**Description of the task**: Copy every record word for word.

**Raw records**:
__________

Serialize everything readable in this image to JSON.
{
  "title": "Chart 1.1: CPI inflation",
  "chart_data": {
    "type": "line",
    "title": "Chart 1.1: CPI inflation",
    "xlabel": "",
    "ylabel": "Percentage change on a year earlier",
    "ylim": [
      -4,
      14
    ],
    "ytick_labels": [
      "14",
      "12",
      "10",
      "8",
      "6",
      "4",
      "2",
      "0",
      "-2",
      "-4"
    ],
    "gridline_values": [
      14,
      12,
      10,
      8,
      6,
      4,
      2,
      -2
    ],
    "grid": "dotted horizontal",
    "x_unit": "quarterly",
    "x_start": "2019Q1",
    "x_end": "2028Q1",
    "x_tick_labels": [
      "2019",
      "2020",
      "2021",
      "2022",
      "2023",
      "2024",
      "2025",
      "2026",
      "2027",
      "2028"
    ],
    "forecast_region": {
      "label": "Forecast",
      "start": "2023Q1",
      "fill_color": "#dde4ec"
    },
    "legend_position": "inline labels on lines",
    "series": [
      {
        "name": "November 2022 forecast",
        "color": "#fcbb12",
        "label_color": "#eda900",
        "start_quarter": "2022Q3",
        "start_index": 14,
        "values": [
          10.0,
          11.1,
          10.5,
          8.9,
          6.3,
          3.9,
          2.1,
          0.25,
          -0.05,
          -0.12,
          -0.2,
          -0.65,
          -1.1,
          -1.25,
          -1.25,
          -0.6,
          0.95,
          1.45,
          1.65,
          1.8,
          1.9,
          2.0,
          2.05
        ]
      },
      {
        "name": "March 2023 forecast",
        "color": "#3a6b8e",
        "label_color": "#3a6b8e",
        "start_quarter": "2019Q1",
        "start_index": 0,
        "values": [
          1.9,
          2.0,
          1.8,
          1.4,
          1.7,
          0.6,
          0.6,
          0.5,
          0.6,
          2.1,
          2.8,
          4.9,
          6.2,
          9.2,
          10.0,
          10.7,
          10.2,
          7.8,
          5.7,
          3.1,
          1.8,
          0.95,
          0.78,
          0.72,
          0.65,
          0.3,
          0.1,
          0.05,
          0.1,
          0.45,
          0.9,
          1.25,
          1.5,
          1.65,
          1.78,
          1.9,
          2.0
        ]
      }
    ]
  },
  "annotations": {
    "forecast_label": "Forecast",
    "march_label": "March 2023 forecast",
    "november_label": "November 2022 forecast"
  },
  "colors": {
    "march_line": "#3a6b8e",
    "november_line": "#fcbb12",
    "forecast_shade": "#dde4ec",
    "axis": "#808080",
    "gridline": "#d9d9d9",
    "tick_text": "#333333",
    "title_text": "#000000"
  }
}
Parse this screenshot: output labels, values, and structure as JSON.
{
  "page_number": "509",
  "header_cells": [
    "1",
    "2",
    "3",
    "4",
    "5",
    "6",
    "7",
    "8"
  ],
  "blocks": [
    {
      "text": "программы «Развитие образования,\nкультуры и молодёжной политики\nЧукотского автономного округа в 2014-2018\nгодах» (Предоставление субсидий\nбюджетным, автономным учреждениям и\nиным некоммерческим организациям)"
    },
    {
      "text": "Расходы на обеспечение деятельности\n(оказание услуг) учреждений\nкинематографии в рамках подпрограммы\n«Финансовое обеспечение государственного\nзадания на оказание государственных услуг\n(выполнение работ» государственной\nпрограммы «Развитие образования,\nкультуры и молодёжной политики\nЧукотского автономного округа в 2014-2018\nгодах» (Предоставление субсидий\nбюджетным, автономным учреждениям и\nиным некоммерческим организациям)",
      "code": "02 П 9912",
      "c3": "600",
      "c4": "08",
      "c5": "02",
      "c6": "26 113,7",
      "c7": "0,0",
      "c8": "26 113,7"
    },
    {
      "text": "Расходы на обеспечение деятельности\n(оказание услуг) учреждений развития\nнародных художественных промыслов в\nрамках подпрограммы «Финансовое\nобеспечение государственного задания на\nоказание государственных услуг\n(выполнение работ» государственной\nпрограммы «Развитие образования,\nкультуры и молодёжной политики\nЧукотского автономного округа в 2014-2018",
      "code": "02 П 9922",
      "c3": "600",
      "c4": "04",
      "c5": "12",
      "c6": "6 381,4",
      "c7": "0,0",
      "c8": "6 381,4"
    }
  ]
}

__________

**Result of this exercise**:
Serialize everything readable in this image to JSON.
{
  "title": "Chart 1.1: CPI inflation",
  "chart_data": {
    "type": "line",
    "title": "Chart 1.1: CPI inflation",
    "xlabel": "",
    "ylabel": "Percentage change on a year earlier",
    "ylim": [
      -4,
      14
    ],
    "ytick_labels": [
      "14",
      "12",
      "10",
      "8",
      "6",
      "4",
      "2",
      "0",
      "-2",
      "-4"
    ],
    "gridline_values": [
      14,
      12,
      10,
      8,
      6,
      4,
      2,
      -2
    ],
    "grid": "dotted horizontal",
    "x_unit": "quarterly",
    "x_start": "2019Q1",
    "x_end": "2028Q1",
    "x_tick_labels": [
      "2019",
      "2020",
      "2021",
      "2022",
      "2023",
      "2024",
      "2025",
      "2026",
      "2027",
      "2028"
    ],
    "forecast_region": {
      "label": "Forecast",
      "start": "2023Q1",
      "fill_color": "#dde4ec"
    },
    "legend_position": "inline labels on lines",
    "series": [
      {
        "name": "November 2022 forecast",
        "color": "#fcbb12",
        "label_color": "#eda900",
        "start_quarter": "2022Q3",
        "start_index": 14,
        "values": [
          10.0,
          11.1,
          10.5,
          8.9,
          6.3,
          3.9,
          2.1,
          0.25,
          -0.05,
          -0.12,
          -0.2,
          -0.65,
          -1.1,
          -1.25,
          -1.25,
          -0.6,
          0.95,
          1.45,
          1.65,
          1.8,
          1.9,
          2.0,
          2.05
        ]
      },
      {
        "name": "March 2023 forecast",
        "color": "#3a6b8e",
        "label_color": "#3a6b8e",
        "start_quarter": "2019Q1",
        "start_index": 0,
        "values": [
          1.9,
          2.0,
          1.8,
          1.4,
          1.7,
          0.6,
          0.6,
          0.5,
          0.6,
          2.1,
          2.8,
          4.9,
          6.2,
          9.2,
          10.0,
          10.7,
          10.2,
          7.8,
          5.7,
          3.1,
          1.8,
          0.95,
          0.78,
          0.72,
          0.65,
          0.3,
          0.1,
          0.05,
          0.1,
          0.45,
          0.9,
          1.25,
          1.5,
          1.65,
          1.78,
          1.9,
          2.0
        ]
      }
    ]
  },
  "annotations": {
    "forecast_label": "Forecast",
    "march_label": "March 2023 forecast",
    "november_label": "November 2022 forecast"
  },
  "colors": {
    "march_line": "#3a6b8e",
    "november_line": "#fcbb12",
    "forecast_shade": "#dde4ec",
    "axis": "#808080",
    "gridline": "#d9d9d9",
    "tick_text": "#333333",
    "title_text": "#000000"
  }
}
Parse this screenshot: output labels, values, and structure as JSON.
{
  "page_number": "509",
  "header_cells": [
    "1",
    "2",
    "3",
    "4",
    "5",
    "6",
    "7",
    "8"
  ],
  "blocks": [
    {
      "text": "программы «Развитие образования,\nкультуры и молодёжной политики\nЧукотского автономного округа в 2014-2018\nгодах» (Предоставление субсидий\nбюджетным, автономным учреждениям и\nиным некоммерческим организациям)"
    },
    {
      "text": "Расходы на обеспечение деятельности\n(оказание услуг) учреждений\nкинематографии в рамках подпрограммы\n«Финансовое обеспечение государственного\nзадания на оказание государственных услуг\n(выполнение работ» государственной\nпрограммы «Развитие образования,\nкультуры и молодёжной политики\nЧукотского автономного округа в 2014-2018\nгодах» (Предоставление субсидий\nбюджетным, автономным учреждениям и\nиным некоммерческим организациям)",
      "code": "02 П 9912",
      "c3": "600",
      "c4": "08",
      "c5": "02",
      "c6": "26 113,7",
      "c7": "0,0",
      "c8": "26 113,7"
    },
    {
      "text": "Расходы на обеспечение деятельности\n(оказание услуг) учреждений развития\nнародных художественных промыслов в\nрамках подпрограммы «Финансовое\nобеспечение государственного задания на\nоказание государственных услуг\n(выполнение работ» государственной\nпрограммы «Развитие образования,\nкультуры и молодёжной политики\nЧукотского автономного округа в 2014-2018",
      "code": "02 П 9922",
      "c3": "600",
      "c4": "04",
      "c5": "12",
      "c6": "6 381,4",
      "c7": "0,0",
      "c8": "6 381,4"
    }
  ]
}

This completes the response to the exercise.